What to work on:
Gather the lines from the material that contain "dicens".

Recorded information:
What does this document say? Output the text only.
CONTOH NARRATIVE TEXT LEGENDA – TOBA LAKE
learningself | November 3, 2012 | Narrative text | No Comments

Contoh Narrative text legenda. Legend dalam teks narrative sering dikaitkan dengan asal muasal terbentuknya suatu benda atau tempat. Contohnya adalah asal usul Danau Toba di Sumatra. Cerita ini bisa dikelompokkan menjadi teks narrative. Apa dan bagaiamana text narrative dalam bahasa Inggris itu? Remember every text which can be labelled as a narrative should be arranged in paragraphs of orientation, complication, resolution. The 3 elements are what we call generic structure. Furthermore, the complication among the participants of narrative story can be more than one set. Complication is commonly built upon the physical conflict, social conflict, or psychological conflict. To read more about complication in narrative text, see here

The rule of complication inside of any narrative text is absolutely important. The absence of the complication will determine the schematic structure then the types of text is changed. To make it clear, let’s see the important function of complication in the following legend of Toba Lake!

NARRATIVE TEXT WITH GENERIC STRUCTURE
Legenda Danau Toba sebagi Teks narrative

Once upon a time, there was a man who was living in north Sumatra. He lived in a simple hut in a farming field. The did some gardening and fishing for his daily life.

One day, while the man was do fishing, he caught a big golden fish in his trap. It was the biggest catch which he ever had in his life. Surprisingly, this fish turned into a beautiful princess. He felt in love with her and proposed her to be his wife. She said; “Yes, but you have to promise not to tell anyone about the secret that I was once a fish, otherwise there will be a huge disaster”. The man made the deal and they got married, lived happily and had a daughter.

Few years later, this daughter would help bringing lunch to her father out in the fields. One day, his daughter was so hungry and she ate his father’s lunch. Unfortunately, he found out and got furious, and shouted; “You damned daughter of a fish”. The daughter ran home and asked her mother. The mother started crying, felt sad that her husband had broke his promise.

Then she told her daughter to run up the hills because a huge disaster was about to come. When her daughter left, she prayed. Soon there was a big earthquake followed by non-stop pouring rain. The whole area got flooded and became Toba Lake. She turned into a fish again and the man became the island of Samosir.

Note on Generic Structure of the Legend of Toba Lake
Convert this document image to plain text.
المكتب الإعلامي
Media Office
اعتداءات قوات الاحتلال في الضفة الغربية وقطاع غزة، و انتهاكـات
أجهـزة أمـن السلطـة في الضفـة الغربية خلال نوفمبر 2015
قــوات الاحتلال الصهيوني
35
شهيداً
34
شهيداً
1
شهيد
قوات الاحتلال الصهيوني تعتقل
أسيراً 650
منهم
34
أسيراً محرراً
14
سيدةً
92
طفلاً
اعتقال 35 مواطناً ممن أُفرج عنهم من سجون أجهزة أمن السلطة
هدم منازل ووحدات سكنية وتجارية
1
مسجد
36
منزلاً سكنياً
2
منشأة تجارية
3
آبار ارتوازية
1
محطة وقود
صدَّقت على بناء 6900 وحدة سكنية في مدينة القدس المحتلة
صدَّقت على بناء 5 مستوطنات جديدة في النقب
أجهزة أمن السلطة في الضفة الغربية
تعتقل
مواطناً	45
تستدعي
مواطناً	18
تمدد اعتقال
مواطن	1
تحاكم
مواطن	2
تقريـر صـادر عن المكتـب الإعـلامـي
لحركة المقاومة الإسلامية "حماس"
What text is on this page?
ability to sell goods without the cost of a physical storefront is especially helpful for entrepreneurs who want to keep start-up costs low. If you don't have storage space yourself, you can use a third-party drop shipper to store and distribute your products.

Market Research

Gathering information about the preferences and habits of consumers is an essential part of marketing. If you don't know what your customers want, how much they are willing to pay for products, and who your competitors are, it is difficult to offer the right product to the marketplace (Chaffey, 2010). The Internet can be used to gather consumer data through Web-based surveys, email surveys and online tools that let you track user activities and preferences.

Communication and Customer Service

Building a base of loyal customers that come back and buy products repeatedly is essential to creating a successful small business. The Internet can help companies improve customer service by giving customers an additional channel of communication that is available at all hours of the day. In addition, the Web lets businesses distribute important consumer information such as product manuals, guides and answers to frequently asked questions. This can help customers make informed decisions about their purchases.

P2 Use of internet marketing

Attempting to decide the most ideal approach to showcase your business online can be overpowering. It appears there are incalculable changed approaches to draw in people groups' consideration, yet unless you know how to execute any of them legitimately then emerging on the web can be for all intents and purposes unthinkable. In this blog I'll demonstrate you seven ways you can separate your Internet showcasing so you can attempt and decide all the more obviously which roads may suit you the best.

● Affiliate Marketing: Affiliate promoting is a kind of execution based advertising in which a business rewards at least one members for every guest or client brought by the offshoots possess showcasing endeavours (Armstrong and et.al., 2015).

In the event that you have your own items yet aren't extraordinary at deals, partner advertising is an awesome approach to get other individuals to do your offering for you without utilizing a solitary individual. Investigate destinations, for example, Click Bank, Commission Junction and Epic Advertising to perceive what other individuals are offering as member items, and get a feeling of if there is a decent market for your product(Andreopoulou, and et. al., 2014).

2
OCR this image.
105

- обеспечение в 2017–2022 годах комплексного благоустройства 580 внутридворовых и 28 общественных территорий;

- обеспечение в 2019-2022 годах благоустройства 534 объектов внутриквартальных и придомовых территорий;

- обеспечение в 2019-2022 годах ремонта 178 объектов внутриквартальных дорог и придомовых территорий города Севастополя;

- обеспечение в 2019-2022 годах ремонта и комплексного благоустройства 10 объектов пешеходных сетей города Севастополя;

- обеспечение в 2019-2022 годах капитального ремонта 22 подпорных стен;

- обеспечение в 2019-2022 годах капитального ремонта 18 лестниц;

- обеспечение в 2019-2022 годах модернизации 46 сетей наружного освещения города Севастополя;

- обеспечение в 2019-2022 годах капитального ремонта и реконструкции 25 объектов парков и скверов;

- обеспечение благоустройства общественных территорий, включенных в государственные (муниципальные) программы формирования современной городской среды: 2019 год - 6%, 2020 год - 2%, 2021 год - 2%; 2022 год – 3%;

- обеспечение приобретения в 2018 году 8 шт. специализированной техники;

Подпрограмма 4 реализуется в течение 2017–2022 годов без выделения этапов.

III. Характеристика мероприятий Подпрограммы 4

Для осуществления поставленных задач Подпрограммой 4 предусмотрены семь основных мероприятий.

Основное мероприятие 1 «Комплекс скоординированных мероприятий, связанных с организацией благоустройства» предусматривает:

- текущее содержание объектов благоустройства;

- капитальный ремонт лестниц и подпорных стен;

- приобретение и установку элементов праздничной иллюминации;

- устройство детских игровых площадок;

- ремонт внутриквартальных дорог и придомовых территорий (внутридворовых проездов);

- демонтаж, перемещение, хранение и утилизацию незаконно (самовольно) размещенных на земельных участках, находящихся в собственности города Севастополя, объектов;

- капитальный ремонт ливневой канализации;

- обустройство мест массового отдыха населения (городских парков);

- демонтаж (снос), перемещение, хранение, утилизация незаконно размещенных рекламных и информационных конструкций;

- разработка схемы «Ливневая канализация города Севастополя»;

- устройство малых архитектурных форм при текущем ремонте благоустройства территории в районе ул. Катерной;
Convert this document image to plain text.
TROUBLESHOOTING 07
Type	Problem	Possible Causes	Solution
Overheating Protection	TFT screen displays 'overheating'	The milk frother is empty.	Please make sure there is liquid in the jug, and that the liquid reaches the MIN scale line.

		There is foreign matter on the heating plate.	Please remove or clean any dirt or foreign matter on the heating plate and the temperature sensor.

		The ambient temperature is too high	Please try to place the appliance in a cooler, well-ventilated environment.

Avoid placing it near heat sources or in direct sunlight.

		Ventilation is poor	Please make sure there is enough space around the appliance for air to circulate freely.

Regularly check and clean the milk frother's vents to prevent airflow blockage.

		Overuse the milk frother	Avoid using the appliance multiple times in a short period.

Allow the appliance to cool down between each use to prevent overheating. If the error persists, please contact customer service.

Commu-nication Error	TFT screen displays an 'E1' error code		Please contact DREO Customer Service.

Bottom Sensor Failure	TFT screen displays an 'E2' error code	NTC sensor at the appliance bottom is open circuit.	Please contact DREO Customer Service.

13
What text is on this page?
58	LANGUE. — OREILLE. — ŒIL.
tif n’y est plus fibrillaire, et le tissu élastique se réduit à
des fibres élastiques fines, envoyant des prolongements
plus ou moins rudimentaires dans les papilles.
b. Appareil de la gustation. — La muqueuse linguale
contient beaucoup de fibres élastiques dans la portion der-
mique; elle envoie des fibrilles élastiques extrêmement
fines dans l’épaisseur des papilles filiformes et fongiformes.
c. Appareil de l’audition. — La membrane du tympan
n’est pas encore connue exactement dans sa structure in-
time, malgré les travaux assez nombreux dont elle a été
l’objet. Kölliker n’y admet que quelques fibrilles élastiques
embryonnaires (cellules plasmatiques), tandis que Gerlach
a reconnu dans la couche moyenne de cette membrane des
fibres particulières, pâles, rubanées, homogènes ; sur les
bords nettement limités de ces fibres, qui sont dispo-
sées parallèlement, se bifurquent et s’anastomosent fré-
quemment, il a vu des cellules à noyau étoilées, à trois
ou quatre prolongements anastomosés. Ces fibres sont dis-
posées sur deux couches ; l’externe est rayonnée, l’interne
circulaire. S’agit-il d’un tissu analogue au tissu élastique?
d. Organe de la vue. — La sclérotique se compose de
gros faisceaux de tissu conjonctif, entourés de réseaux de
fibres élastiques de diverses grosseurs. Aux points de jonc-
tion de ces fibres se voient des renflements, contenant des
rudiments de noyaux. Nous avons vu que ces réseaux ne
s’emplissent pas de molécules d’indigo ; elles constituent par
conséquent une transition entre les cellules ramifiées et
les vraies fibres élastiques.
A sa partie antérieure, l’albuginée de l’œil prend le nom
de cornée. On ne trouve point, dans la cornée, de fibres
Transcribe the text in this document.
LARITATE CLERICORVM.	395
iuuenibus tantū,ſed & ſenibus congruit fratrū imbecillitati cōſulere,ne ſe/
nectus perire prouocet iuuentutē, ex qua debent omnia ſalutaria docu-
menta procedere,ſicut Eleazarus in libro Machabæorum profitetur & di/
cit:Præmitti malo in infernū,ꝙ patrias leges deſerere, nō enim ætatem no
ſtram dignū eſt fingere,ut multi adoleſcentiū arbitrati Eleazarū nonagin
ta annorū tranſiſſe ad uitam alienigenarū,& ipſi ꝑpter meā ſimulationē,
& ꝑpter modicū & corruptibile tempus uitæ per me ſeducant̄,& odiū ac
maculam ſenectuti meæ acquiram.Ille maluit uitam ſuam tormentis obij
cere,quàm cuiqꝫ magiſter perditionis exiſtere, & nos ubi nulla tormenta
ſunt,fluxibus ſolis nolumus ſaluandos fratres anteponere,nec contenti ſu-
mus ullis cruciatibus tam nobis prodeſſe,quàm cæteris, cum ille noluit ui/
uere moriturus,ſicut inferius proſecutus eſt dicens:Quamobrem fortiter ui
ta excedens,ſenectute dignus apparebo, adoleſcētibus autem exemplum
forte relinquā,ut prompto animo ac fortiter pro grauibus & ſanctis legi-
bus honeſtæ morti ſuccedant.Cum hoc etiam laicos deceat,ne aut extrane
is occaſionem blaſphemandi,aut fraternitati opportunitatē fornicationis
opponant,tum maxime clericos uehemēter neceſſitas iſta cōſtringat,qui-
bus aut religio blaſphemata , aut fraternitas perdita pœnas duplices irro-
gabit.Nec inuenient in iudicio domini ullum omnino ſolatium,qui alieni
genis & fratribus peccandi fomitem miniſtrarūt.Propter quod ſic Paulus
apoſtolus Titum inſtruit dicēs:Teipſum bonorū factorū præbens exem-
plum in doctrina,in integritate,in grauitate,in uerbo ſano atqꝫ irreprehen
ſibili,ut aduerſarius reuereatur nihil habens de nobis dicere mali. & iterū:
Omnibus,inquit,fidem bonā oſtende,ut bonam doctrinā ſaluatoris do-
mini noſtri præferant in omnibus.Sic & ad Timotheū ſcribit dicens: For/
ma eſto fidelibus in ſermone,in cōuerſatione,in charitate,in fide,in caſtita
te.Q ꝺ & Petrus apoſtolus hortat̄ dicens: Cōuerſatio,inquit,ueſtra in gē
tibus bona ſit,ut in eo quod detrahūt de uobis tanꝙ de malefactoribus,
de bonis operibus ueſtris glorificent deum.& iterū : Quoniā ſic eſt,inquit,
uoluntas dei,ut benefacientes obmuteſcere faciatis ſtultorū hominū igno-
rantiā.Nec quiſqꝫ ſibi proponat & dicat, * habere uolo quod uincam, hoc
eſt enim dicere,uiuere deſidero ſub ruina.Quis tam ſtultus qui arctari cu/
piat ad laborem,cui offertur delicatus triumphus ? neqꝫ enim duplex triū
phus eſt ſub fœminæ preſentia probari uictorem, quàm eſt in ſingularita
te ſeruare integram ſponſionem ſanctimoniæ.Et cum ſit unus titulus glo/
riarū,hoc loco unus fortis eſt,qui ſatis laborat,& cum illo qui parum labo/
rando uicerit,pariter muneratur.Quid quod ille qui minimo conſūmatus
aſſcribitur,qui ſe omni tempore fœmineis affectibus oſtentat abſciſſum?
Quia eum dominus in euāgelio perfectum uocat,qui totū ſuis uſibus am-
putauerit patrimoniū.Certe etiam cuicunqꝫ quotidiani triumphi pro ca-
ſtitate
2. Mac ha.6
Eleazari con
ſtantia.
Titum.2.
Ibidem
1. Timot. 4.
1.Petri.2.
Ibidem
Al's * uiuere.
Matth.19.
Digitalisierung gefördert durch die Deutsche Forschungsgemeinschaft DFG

The answer:
uere moriturus,ſicut inferius proſecutus eſt dicens:Quamobrem fortiter ui
mini noſtri præferant in omnibus.Sic & ad Timotheū ſcribit dicens: For/
te.Q ꝺ & Petrus apoſtolus hortat̄ dicens: Cōuerſatio,inquit,ueſtra in gē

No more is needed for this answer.